[[ PASSAGE FOR REVIEW open ]]

# ACE2-Spike protein interaction

This notebook shows the steps to clean up a dataset obtained from a published study (Yang et al, Nature Microbilogy, 2023) and train a machine learning model based on that data.

_This notebook is prepared to run locally when clonning this repository, if you want to run it in Colab please make sure to add the datasets on Colab and redirect the paths as needed_

##  1. Data Cleaning

We have downloaded two of the supplementary files, for Fig 2b (natural product screening) and Extended Data Figure 1b (synthetic drugs). We have kept the columns "Drug Cas", "Drug Name", "Log2FoldChange" and "-Log10Pvalue" in individual .csv files.
We will start the cleaning process from those.

In [3]:
import os
import pandas as pd

DATAPATH = "../data/m3_datasets/ace2-spike"

[[ PASSAGE FOR REVIEW closed ]]

#### REQUIRED WORK:
1. Duplicate the part of the ACE2-Spike notebook text from "This notebook shows" up to and including "on that data.".
2. Go on with the ACE2-Spike notebook text, picking up right after its final line.
The data that comes after this notebook text was drawn from a different source.

[[ RAW DATA open ]]

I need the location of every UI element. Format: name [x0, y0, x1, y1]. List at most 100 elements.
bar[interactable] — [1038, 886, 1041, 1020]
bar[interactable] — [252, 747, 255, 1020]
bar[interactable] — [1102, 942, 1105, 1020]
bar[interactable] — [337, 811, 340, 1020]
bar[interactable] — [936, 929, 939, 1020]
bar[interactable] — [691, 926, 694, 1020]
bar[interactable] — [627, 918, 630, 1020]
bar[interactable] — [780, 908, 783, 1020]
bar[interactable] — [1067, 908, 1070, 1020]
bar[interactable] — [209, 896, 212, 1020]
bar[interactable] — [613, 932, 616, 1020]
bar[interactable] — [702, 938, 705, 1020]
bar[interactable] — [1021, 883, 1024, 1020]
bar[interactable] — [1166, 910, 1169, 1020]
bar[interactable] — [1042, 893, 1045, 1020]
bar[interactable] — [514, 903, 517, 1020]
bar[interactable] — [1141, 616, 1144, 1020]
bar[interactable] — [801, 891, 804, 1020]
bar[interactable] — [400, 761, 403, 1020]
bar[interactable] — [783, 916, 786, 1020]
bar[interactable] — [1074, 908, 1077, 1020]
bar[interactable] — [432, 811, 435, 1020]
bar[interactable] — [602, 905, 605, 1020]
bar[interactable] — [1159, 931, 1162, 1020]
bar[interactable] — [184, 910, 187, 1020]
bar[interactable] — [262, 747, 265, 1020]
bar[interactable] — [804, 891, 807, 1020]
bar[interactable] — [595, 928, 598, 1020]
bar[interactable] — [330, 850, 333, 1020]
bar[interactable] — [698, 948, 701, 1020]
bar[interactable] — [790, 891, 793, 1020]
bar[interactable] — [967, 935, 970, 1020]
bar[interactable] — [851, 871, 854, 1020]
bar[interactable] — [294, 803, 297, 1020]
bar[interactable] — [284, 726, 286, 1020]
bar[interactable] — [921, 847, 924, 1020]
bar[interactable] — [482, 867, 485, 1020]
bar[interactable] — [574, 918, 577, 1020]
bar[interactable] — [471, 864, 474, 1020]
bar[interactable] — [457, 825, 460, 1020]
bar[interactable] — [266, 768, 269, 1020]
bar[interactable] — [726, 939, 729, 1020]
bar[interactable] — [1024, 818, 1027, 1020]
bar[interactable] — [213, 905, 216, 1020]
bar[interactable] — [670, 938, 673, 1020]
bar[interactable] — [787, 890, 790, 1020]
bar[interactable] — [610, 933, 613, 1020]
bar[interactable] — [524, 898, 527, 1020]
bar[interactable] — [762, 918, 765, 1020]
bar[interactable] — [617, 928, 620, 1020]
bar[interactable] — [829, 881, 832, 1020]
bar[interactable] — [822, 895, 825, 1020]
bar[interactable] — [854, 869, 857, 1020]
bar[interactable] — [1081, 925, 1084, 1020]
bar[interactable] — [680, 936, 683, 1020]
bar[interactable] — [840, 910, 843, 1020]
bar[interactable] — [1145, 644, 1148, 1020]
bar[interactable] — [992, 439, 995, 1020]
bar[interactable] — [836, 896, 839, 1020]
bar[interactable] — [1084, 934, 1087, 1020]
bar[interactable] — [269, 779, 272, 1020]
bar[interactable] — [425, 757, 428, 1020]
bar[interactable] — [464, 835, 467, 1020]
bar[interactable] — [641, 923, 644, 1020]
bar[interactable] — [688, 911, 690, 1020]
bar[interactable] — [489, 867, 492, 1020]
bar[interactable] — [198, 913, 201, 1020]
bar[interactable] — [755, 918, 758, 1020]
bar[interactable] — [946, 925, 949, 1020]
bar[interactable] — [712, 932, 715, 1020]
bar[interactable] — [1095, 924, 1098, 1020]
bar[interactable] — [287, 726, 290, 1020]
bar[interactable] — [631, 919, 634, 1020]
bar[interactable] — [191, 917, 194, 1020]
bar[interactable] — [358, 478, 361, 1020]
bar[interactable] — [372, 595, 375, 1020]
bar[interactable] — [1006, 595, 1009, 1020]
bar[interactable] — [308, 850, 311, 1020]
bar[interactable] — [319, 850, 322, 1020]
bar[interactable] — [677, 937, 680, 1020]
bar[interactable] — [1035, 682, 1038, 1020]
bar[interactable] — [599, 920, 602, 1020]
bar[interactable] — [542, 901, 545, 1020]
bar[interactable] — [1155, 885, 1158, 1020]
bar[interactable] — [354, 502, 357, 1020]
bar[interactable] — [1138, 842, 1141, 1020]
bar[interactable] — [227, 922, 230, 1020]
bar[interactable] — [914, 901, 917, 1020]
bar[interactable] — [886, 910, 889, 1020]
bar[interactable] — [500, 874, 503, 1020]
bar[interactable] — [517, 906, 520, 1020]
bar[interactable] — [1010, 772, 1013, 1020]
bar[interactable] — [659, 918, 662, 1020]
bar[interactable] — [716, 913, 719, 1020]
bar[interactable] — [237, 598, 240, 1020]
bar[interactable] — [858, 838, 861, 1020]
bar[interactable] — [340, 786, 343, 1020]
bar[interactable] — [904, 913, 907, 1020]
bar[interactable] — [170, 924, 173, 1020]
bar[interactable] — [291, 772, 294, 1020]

[[ RAW DATA closed ]]

#### ANSWERS TO EACH TASK:
1.
This notebook shows the steps to clean up a dataset obtained from a published study (Yang et al, Nature Microbilogy, 2023) and train a machine learning model based on that data.

2.
In [None]:
datasets = ["natural", "synthetic"]

In [3]:
#these files are separated by ; instead of , since the names of the drugs contain ,
np = pd.read_csv(os.path.join(DATAPATH,"original","natural_products_screening.csv"), sep=";", decimal=",") 
sp = pd.read_csv(os.path.join(DATAPATH,"original","synthetic_drugs_screening.csv"), sep=";", decimal=",") 

In [4]:
# we need a function to get the SMILES from the CAS number
# Pubchem has both identifiers, so we can go there to obtain the smiles

import requests
from tqdm import tqdm

def get_smiles_from_cas(cas_number):
    url = f"https://pubchem.ncbi.nlm.nih.gov/rest/pug/compound/name/{cas_number}/property/CanonicalSMILES/TXT"
    response = requests.get(url)
    if response.status_code == 200:
        return response.text.strip()
    else:
        return None

In [None]:
# we will run a small loop to process both datasets
for d in datasets:
    df = pd.read_csv(os.path.join(DATAPATH, "original", "{}_products_screening.csv".format(d)), sep=";", decimal=",") 
    smiles = []
    for i, cas in tqdm(enumerate(sp["drug CAS"].tolist())):
        smi = get_smiles_from_cas(cas)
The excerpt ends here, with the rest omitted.